**Task to carry out:**
Copy every line from the records below that holds the word "则提价后的销售量为".

**Data for this exercise:**
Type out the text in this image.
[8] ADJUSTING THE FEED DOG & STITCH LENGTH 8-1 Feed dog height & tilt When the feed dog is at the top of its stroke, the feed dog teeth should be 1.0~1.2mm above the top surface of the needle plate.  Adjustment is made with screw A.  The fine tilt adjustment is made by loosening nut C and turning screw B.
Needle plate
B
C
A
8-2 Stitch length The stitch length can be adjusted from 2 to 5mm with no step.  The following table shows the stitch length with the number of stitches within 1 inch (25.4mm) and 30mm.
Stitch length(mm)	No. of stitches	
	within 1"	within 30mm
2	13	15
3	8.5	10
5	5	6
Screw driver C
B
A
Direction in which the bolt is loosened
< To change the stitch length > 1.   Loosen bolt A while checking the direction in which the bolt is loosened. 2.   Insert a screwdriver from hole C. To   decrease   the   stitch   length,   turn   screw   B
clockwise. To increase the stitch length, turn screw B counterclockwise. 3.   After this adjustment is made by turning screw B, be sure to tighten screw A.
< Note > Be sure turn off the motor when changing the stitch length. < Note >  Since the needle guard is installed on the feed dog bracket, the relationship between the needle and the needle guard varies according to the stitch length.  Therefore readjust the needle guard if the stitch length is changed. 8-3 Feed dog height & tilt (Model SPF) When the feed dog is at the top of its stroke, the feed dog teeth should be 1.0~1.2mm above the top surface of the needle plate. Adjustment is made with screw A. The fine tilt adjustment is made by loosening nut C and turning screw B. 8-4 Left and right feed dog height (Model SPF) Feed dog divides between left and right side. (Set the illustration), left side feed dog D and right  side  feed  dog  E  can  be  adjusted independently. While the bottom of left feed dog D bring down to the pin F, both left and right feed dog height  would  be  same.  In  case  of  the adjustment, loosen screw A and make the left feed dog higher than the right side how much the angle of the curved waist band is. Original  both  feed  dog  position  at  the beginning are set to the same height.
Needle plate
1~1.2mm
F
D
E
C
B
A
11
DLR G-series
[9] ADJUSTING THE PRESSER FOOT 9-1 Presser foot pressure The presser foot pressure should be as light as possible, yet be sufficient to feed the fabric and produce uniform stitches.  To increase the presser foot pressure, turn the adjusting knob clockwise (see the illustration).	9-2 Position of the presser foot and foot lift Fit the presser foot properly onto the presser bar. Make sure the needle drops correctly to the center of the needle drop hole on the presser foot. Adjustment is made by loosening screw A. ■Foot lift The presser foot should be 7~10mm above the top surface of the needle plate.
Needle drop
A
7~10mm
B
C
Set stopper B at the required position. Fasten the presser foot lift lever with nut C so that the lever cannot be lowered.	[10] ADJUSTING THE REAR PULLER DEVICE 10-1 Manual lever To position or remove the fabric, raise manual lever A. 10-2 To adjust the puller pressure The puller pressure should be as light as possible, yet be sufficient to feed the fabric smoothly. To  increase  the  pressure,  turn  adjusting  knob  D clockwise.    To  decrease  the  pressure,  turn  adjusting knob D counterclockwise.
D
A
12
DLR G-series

==

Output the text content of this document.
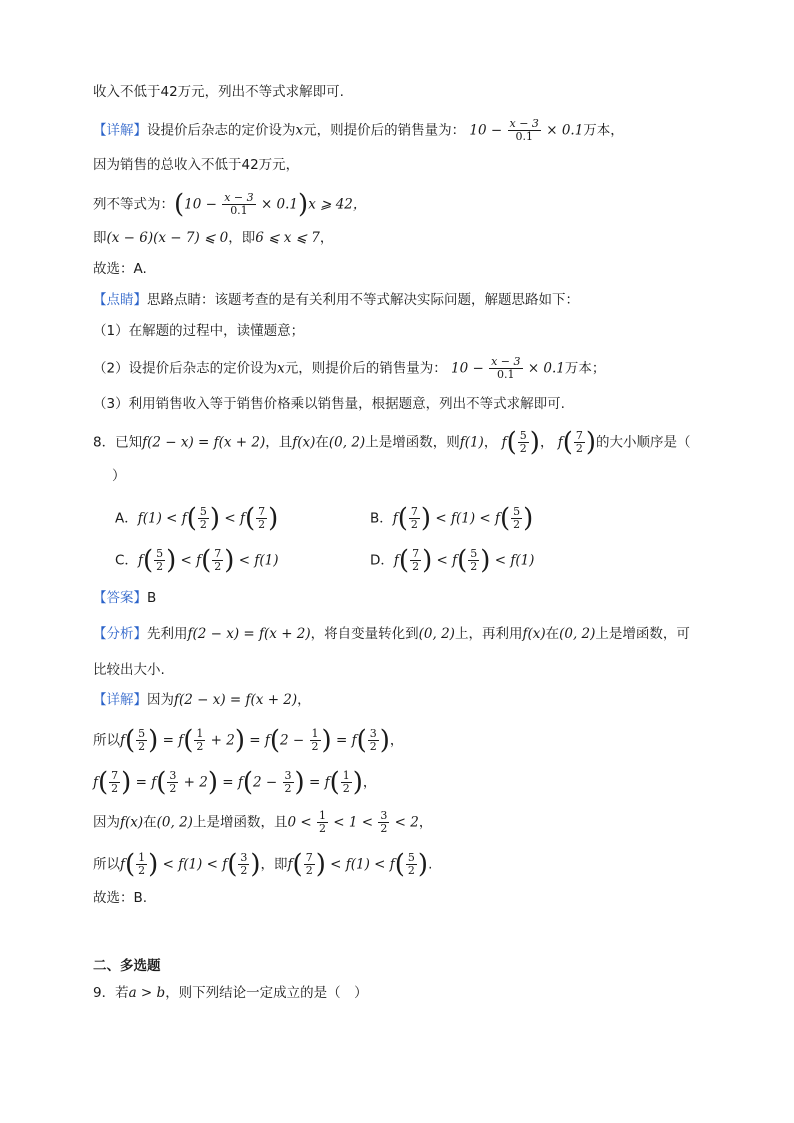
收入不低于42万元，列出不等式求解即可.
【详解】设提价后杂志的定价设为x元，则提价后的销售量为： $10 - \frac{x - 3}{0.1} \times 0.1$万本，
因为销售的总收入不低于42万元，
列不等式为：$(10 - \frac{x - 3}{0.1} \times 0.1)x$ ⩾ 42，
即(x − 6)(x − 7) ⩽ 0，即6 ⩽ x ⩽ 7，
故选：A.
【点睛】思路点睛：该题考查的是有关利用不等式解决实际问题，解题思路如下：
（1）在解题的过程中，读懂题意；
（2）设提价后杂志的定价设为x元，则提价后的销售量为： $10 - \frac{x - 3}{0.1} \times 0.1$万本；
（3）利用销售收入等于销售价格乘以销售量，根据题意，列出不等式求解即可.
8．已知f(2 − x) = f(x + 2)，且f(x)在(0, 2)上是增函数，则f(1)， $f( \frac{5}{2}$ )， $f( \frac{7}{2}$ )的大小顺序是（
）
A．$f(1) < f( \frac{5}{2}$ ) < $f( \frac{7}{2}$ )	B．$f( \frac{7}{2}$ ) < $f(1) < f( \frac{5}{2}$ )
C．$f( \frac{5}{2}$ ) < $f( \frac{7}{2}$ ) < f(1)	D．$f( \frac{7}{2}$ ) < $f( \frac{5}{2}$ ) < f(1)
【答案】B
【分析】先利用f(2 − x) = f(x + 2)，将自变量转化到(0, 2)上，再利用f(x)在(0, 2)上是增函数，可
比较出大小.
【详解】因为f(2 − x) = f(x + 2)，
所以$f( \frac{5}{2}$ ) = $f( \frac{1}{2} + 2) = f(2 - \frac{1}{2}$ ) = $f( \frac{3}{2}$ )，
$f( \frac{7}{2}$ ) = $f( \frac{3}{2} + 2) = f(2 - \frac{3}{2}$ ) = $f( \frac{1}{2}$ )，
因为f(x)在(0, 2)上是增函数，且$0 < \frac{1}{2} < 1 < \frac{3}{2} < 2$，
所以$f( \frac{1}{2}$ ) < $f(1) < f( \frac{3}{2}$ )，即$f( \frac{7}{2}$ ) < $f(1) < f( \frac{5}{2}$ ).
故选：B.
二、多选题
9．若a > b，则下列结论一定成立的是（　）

**Exercise response:**
【详解】设提价后杂志的定价设为x元，则提价后的销售量为： $10 - \frac{x - 3}{0.1} \times 0.1$万本，
（2）设提价后杂志的定价设为x元，则提价后的销售量为： $10 - \frac{x - 3}{0.1} \times 0.1$万本；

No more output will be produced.